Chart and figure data

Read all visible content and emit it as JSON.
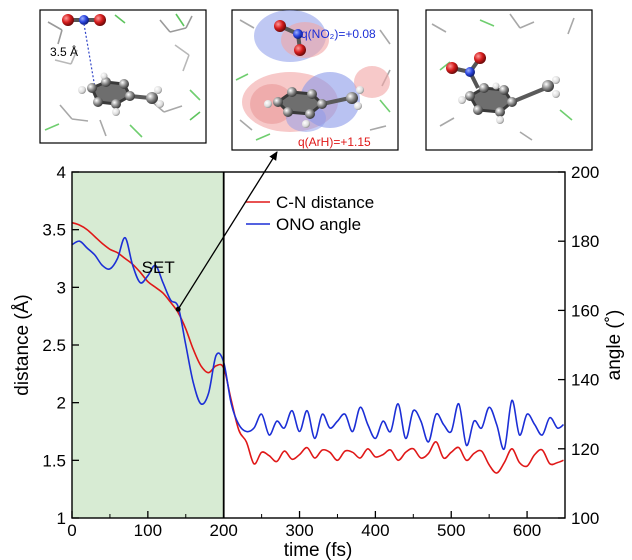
{
  "panels": [
    {
      "label": "3.5 Å"
    },
    {
      "label_top": "q(NO₂)=+0.08",
      "label_bottom": "q(ArH)=+1.15",
      "color_top": "#1c2fd6",
      "color_bottom": "#e01818"
    },
    {}
  ],
  "chart_data": {
    "type": "line",
    "xlabel": "time (fs)",
    "ylabel_left": "distance (Å)",
    "ylabel_right": "angle (˚)",
    "xlim": [
      0,
      650
    ],
    "ylim_left": [
      1,
      4
    ],
    "ylim_right": [
      100,
      200
    ],
    "xticks": [
      0,
      100,
      200,
      300,
      400,
      500,
      600
    ],
    "yticks_left": [
      1,
      1.5,
      2,
      2.5,
      3,
      3.5,
      4
    ],
    "yticks_right": [
      100,
      120,
      140,
      160,
      180,
      200
    ],
    "legend_position": "top-right",
    "shaded_region": {
      "x": [
        0,
        200
      ],
      "color": "#d7ebd3"
    },
    "annotation": {
      "text": "SET",
      "point_x": 140,
      "point_y": 2.81
    },
    "series": [
      {
        "name": "C-N distance",
        "axis": "left",
        "color": "#e01818",
        "x": [
          0,
          10,
          20,
          30,
          40,
          50,
          60,
          70,
          80,
          90,
          100,
          110,
          120,
          130,
          140,
          150,
          160,
          170,
          180,
          190,
          200,
          210,
          220,
          230,
          240,
          250,
          260,
          270,
          280,
          290,
          300,
          310,
          320,
          330,
          340,
          350,
          360,
          370,
          380,
          390,
          400,
          410,
          420,
          430,
          440,
          450,
          460,
          470,
          480,
          490,
          500,
          510,
          520,
          530,
          540,
          550,
          560,
          570,
          580,
          590,
          600,
          610,
          620,
          630,
          640,
          648
        ],
        "y": [
          3.56,
          3.54,
          3.5,
          3.44,
          3.38,
          3.33,
          3.3,
          3.25,
          3.2,
          3.13,
          3.05,
          3.0,
          2.95,
          2.87,
          2.78,
          2.64,
          2.46,
          2.32,
          2.26,
          2.32,
          2.3,
          2.02,
          1.76,
          1.66,
          1.47,
          1.57,
          1.54,
          1.49,
          1.58,
          1.51,
          1.55,
          1.61,
          1.52,
          1.59,
          1.57,
          1.5,
          1.58,
          1.57,
          1.52,
          1.6,
          1.53,
          1.55,
          1.59,
          1.5,
          1.57,
          1.6,
          1.52,
          1.56,
          1.66,
          1.52,
          1.57,
          1.61,
          1.5,
          1.56,
          1.58,
          1.46,
          1.39,
          1.48,
          1.6,
          1.48,
          1.45,
          1.55,
          1.59,
          1.47,
          1.48,
          1.5
        ]
      },
      {
        "name": "ONO angle",
        "axis": "right",
        "color": "#1c2fd6",
        "x": [
          0,
          10,
          20,
          30,
          40,
          50,
          60,
          70,
          80,
          90,
          100,
          110,
          120,
          130,
          140,
          150,
          160,
          170,
          180,
          190,
          200,
          210,
          220,
          230,
          240,
          250,
          260,
          270,
          280,
          290,
          300,
          310,
          320,
          330,
          340,
          350,
          360,
          370,
          380,
          390,
          400,
          410,
          420,
          430,
          440,
          450,
          460,
          470,
          480,
          490,
          500,
          510,
          520,
          530,
          540,
          550,
          560,
          570,
          580,
          590,
          600,
          610,
          620,
          630,
          640,
          648
        ],
        "y": [
          179,
          180,
          178,
          176,
          173,
          172,
          175,
          181,
          173,
          168,
          170,
          173,
          168,
          163,
          161,
          150,
          139,
          133,
          136,
          147,
          145,
          133,
          127,
          125,
          126,
          130,
          124,
          128,
          126,
          131,
          125,
          131,
          123,
          130,
          126,
          128,
          130,
          125,
          132,
          127,
          123,
          128,
          125,
          133,
          123,
          131,
          128,
          122,
          130,
          127,
          125,
          133,
          121,
          128,
          126,
          132,
          127,
          120,
          134,
          124,
          130,
          127,
          124,
          129,
          126,
          127
        ]
      }
    ]
  }
}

**Task description**
Give back the entries verbatim. Do not include any picture.

**Solution for this task**
Read all visible content and emit it as JSON.
{
  "panels": [
    {
      "label": "3.5 Å"
    },
    {
      "label_top": "q(NO₂)=+0.08",
      "label_bottom": "q(ArH)=+1.15",
      "color_top": "#1c2fd6",
      "color_bottom": "#e01818"
    },
    {}
  ],
  "chart_data": {
    "type": "line",
    "xlabel": "time (fs)",
    "ylabel_left": "distance (Å)",
    "ylabel_right": "angle (˚)",
    "xlim": [
      0,
      650
    ],
    "ylim_left": [
      1,
      4
    ],
    "ylim_right": [
      100,
      200
    ],
    "xticks": [
      0,
      100,
      200,
      300,
      400,
      500,
      600
    ],
    "yticks_left": [
      1,
      1.5,
      2,
      2.5,
      3,
      3.5,
      4
    ],
    "yticks_right": [
      100,
      120,
      140,
      160,
      180,
      200
    ],
    "legend_position": "top-right",
    "shaded_region": {
      "x": [
        0,
        200
      ],
      "color": "#d7ebd3"
    },
    "annotation": {
      "text": "SET",
      "point_x": 140,
      "point_y": 2.81
    },
    "series": [
      {
        "name": "C-N distance",
        "axis": "left",
        "color": "#e01818",
        "x": [
          0,
          10,
          20,
          30,
          40,
          50,
          60,
          70,
          80,
          90,
          100,
          110,
          120,
          130,
          140,
          150,
          160,
          170,
          180,
          190,
          200,
          210,
          220,
          230,
          240,
          250,
          260,
          270,
          280,
          290,
          300,
          310,
          320,
          330,
          340,
          350,
          360,
          370,
          380,
          390,
          400,
          410,
          420,
          430,
          440,
          450,
          460,
          470,
          480,
          490,
          500,
          510,
          520,
          530,
          540,
          550,
          560,
          570,
          580,
          590,
          600,
          610,
          620,
          630,
          640,
          648
        ],
        "y": [
          3.56,
          3.54,
          3.5,
          3.44,
          3.38,
          3.33,
          3.3,
          3.25,
          3.2,
          3.13,
          3.05,
          3.0,
          2.95,
          2.87,
          2.78,
          2.64,
          2.46,
          2.32,
          2.26,
          2.32,
          2.3,
          2.02,
          1.76,
          1.66,
          1.47,
          1.57,
          1.54,
          1.49,
          1.58,
          1.51,
          1.55,
          1.61,
          1.52,
          1.59,
          1.57,
          1.5,
          1.58,
          1.57,
          1.52,
          1.6,
          1.53,
          1.55,
          1.59,
          1.5,
          1.57,
          1.6,
          1.52,
          1.56,
          1.66,
          1.52,
          1.57,
          1.61,
          1.5,
          1.56,
          1.58,
          1.46,
          1.39,
          1.48,
          1.6,
          1.48,
          1.45,
          1.55,
          1.59,
          1.47,
          1.48,
          1.5
        ]
      },
      {
        "name": "ONO angle",
        "axis": "right",
        "color": "#1c2fd6",
        "x": [
          0,
          10,
          20,
          30,
          40,
          50,
          60,
          70,
          80,
          90,
          100,
          110,
          120,
          130,
          140,
          150,
          160,
          170,
          180,
          190,
          200,
          210,
          220,
          230,
          240,
          250,
          260,
          270,
          280,
          290,
          300,
          310,
          320,
          330,
          340,
          350,
          360,
          370,
          380,
          390,
          400,
          410,
          420,
          430,
          440,
          450,
          460,
          470,
          480,
          490,
          500,
          510,
          520,
          530,
          540,
          550,
          560,
          570,
          580,
          590,
          600,
          610,
          620,
          630,
          640,
          648
        ],
        "y": [
          179,
          180,
          178,
          176,
          173,
          172,
          175,
          181,
          173,
          168,
          170,
          173,
          168,
          163,
          161,
          150,
          139,
          133,
          136,
          147,
          145,
          133,
          127,
          125,
          126,
          130,
          124,
          128,
          126,
          131,
          125,
          131,
          123,
          130,
          126,
          128,
          130,
          125,
          132,
          127,
          123,
          128,
          125,
          133,
          123,
          131,
          128,
          122,
          130,
          127,
          125,
          133,
          121,
          128,
          126,
          132,
          127,
          120,
          134,
          124,
          130,
          127,
          124,
          129,
          126,
          127
        ]
      }
    ]
  }
}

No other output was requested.